* **LIST OF TASKS**
**1.** Please write out the bilingual study description word for word, beginning at the words "Limitations that I" and stopping after "these other factors.".
**2.** Answer these questions using the bilingual study description below.
(a) What age range is given for participants?
(b) Which of the two activities do participants complete first?
(c) Which region of Vietnam tends to speak more formally?

* **ARTICLE**
------
Participant requirements would be Vietnamese-American students who are bilingual, ranging between the ages of 5-25. Participants would take a Likert-scale questionnaire regarding their perception of Vietnamese and English proficiency, language preference, and attitudes towards maintenance of the Vietnamese language and culture. Participants would then complete two different activities: a translation activity followed by a matching activity. The translation activity is where the participant would be given different pictures representing an action and the interviewer would play a recording of someone describing the action. The participant would then translate what the recording said. In the second activity, we are testing for the idea of multiple-to-one mapping. Each participant will be presented with an object and they will say the name in English followed by the object’s name in Vietnamese. The interviewer will then present different labels for the objects than what they have said and have the participant label each object.

Limitations

Limitations that I think may arise would be the people who are teaching the participants language. Different areas of Vietnam speak differently and would thus use a different word out of the variety of choices. For example, Northern Vietnam tends to speak more formally than Southern Vietnam. Vietnamese is such a complex language that different varieties of a word may still be correct in different contexts and children who are acquiring both languages at once may struggle to identify this. It is also difficult to measure fluency in the language simply by proper usage of the word since this is a complex language with an abundance of tones. This study does not test children or adults who have any form of language impairments, so a future study would need to incorporate these other factors.
------
* **MATERIAL SUPPLIED**
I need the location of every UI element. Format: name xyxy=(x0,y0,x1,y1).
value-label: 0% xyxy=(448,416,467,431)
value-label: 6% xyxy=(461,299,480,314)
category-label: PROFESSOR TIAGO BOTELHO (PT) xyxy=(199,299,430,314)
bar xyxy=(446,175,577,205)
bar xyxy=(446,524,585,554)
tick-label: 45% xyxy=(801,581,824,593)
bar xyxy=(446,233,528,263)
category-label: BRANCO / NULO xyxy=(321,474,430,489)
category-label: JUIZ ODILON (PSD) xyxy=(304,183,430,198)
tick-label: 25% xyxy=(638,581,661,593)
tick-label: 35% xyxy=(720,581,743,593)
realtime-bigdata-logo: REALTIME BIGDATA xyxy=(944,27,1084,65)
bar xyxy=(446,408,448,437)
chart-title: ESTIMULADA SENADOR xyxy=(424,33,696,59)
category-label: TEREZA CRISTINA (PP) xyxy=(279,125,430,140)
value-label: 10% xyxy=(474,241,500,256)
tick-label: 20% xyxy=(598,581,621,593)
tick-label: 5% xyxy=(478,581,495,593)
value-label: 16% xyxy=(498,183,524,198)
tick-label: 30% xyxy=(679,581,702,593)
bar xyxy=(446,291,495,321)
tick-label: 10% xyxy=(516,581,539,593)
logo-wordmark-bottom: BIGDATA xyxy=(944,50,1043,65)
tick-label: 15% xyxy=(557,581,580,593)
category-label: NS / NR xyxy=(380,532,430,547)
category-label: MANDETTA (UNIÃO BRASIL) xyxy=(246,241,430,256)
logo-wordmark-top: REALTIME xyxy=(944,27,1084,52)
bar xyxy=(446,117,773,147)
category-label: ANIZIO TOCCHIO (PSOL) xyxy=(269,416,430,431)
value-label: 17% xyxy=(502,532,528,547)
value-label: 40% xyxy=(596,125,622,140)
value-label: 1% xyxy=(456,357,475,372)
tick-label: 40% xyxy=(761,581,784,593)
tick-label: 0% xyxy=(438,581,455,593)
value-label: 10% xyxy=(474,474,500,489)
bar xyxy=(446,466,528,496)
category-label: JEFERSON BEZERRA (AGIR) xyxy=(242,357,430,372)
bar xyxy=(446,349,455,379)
------
* **TASK-BY-TASK RESULTS**
**1.**
Limitations that I think may arise would be the people who are teaching the participants language. Different areas of Vietnam speak differently and would thus use a different word out of the variety of choices. For example, Northern Vietnam tends to speak more formally than Southern Vietnam. Vietnamese is such a complex language that different varieties of a word may still be correct in different contexts and children who are acquiring both languages at once may struggle to identify this. It is also difficult to measure fluency in the language simply by proper usage of the word since this is a complex language with an abundance of tones. This study does not test children or adults who have any form of language impairments, so a future study would need to incorporate these other factors.

**2.**
(a) Ages 5-25.
(b) The translation activity.
(c) Northern Vietnam.